* [Records for processing]
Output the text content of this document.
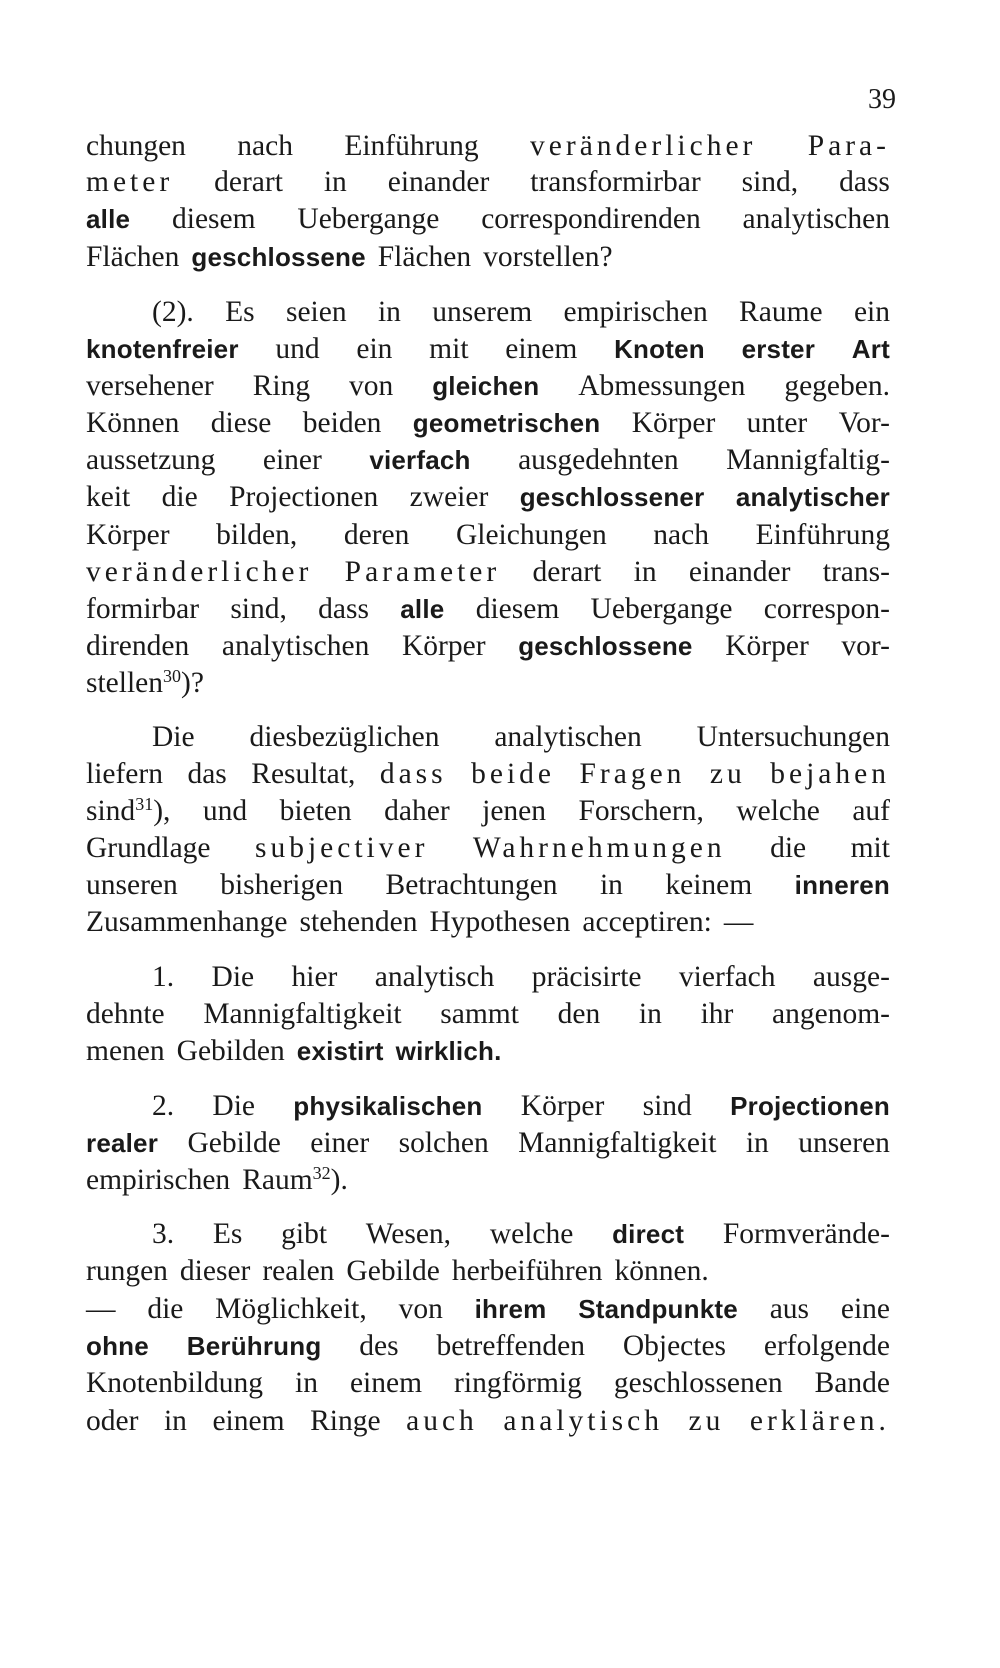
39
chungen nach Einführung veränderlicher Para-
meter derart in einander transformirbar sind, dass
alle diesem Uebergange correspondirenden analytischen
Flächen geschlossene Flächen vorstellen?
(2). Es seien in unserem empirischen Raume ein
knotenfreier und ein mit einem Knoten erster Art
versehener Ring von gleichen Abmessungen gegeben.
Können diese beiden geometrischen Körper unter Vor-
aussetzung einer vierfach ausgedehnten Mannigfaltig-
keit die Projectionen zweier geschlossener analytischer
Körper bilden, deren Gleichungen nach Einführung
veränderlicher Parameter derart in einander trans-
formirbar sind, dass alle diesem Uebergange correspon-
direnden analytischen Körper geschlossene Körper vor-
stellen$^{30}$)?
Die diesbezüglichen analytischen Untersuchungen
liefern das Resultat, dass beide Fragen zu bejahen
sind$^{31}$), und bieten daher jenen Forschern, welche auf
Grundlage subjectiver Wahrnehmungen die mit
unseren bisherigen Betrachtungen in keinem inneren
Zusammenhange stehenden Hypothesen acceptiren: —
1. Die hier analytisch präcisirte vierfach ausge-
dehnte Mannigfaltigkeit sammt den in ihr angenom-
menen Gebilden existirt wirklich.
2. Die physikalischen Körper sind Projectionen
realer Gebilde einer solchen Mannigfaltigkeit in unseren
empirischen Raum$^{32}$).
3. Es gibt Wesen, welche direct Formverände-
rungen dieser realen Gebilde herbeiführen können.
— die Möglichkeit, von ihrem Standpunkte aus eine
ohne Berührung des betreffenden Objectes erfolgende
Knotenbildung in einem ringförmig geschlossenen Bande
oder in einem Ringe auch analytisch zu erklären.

* [Work request] Images in the records should not be copied. Repeat all the rest exactly.

* [Answer section]
Output the text content of this document.
39
chungen nach Einführung veränderlicher Para-
meter derart in einander transformirbar sind, dass
alle diesem Uebergange correspondirenden analytischen
Flächen geschlossene Flächen vorstellen?
(2). Es seien in unserem empirischen Raume ein
knotenfreier und ein mit einem Knoten erster Art
versehener Ring von gleichen Abmessungen gegeben.
Können diese beiden geometrischen Körper unter Vor-
aussetzung einer vierfach ausgedehnten Mannigfaltig-
keit die Projectionen zweier geschlossener analytischer
Körper bilden, deren Gleichungen nach Einführung
veränderlicher Parameter derart in einander trans-
formirbar sind, dass alle diesem Uebergange correspon-
direnden analytischen Körper geschlossene Körper vor-
stellen$^{30}$)?
Die diesbezüglichen analytischen Untersuchungen
liefern das Resultat, dass beide Fragen zu bejahen
sind$^{31}$), und bieten daher jenen Forschern, welche auf
Grundlage subjectiver Wahrnehmungen die mit
unseren bisherigen Betrachtungen in keinem inneren
Zusammenhange stehenden Hypothesen acceptiren: —
1. Die hier analytisch präcisirte vierfach ausge-
dehnte Mannigfaltigkeit sammt den in ihr angenom-
menen Gebilden existirt wirklich.
2. Die physikalischen Körper sind Projectionen
realer Gebilde einer solchen Mannigfaltigkeit in unseren
empirischen Raum$^{32}$).
3. Es gibt Wesen, welche direct Formverände-
rungen dieser realen Gebilde herbeiführen können.
— die Möglichkeit, von ihrem Standpunkte aus eine
ohne Berührung des betreffenden Objectes erfolgende
Knotenbildung in einem ringförmig geschlossenen Bande
oder in einem Ringe auch analytisch zu erklären.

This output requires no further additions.